> Written exercise: Wherever the word "placeholder" turns up in a line of the entries, copy that line.

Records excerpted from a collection
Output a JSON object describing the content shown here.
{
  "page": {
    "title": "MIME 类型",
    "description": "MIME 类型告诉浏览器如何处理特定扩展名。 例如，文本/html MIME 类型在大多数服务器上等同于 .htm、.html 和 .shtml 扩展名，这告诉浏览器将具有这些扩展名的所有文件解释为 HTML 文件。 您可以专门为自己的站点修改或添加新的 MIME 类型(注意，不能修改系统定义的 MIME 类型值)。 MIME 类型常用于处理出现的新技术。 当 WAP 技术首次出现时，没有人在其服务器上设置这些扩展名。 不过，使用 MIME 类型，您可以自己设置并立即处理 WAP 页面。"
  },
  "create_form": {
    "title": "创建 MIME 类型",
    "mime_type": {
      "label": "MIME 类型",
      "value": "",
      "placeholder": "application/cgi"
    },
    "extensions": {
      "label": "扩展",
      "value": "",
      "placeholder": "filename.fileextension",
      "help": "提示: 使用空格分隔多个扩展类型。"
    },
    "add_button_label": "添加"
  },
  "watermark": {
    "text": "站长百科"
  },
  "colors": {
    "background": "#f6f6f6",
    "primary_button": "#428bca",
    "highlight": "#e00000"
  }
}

> Response below:
      "placeholder": "application/cgi"
      "placeholder": "filename.fileextension",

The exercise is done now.